▶ _TASK TO CARRY OUT_: Say how many lines contain the word "side". Only the number should be given.

▶ _INPUT_:
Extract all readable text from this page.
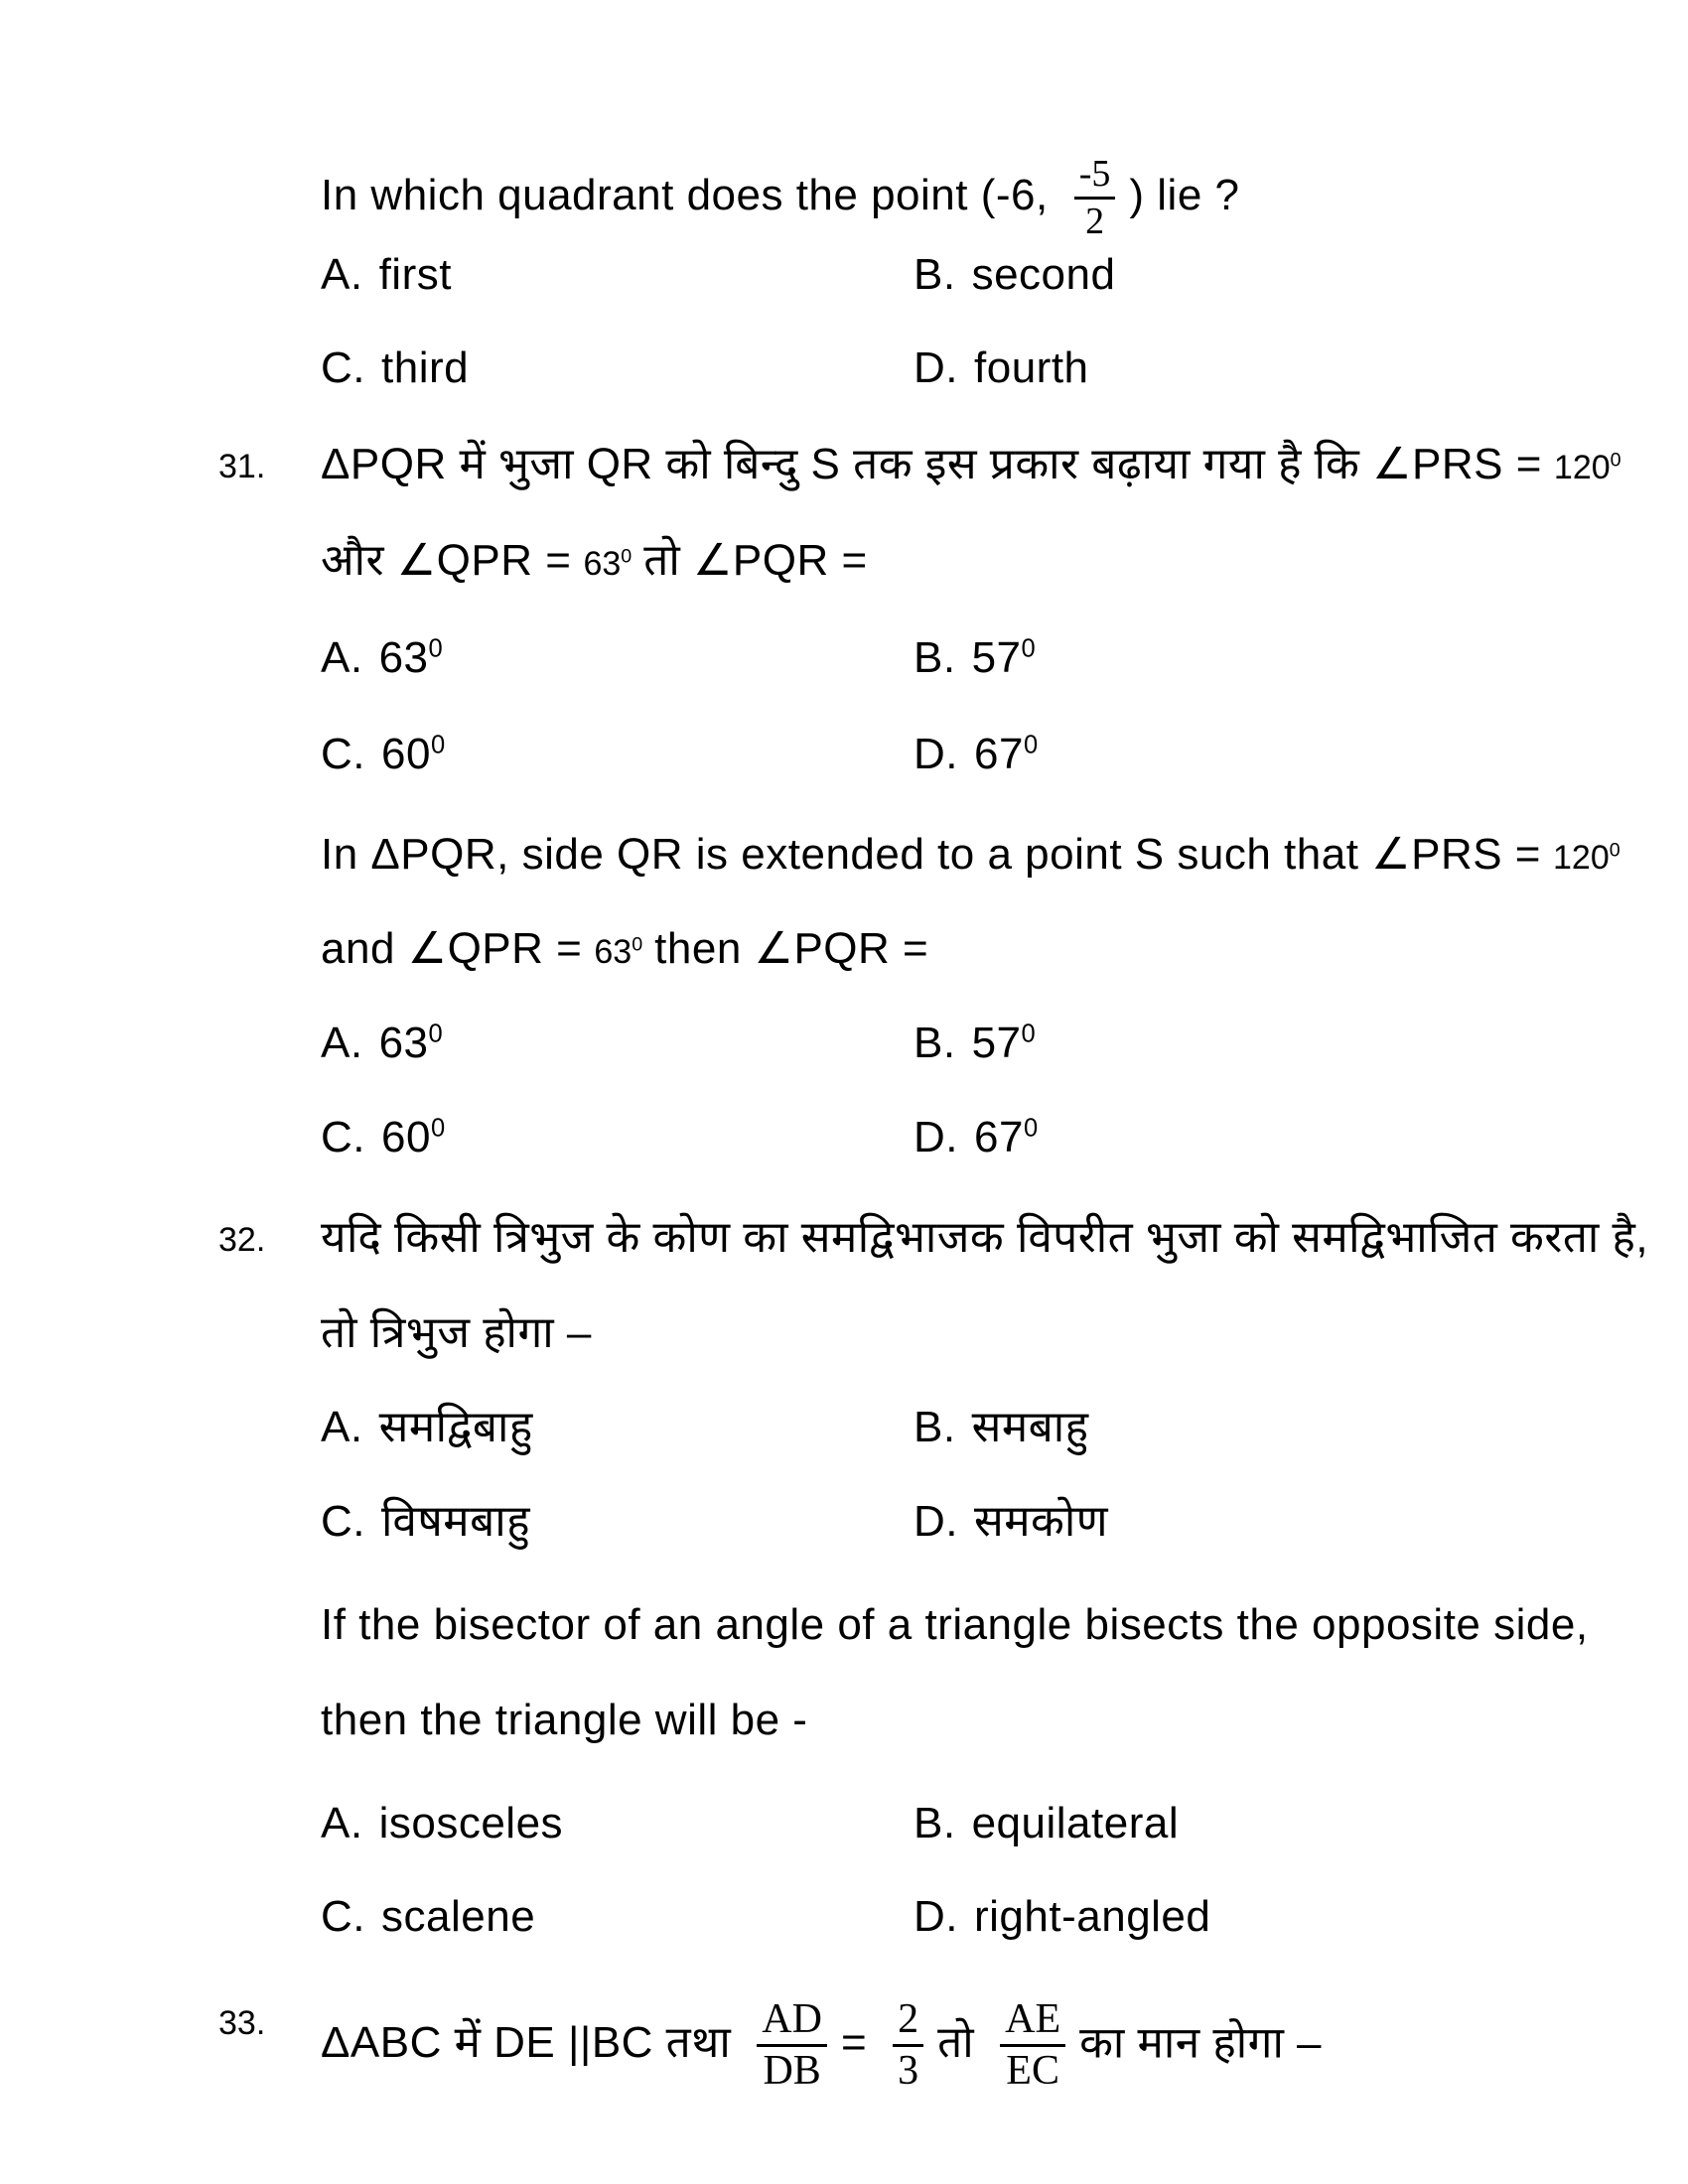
In which quadrant does the point (-6, $\frac{-5}{2}$ ) lie ?
A. first	B. second
C. third	D. fourth
31. ΔPQR में भुजा QR को बिन्दु S तक इस प्रकार बढ़ाया गया है कि ∠PRS = $120^0$
और ∠QPR = $63^0$ तो ∠PQR =
A. $63^0$	B. $57^0$
C. $60^0$	D. $67^0$
In ΔPQR, side QR is extended to a point S such that ∠PRS = $120^0$
and ∠QPR = $63^0$ then ∠PQR =
A. $63^0$	B. $57^0$
C. $60^0$	D. $67^0$
32. यदि किसी त्रिभुज के कोण का समद्विभाजक विपरीत भुजा को समद्विभाजित करता है,
तो त्रिभुज होगा –
A. समद्विबाहु	B. समबाहु
C. विषमबाहु	D. समकोण
If the bisector of an angle of a triangle bisects the opposite side,
then the triangle will be -
A. isosceles	B. equilateral
C. scalene	D. right-angled
33. ΔABC में DE ||BC तथा $\frac{AD}{DB} = \frac{2}{3}$ तो $\frac{AE}{EC}$ का मान होगा –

▶ _SOLUTION TO THE PROBLEM_: 2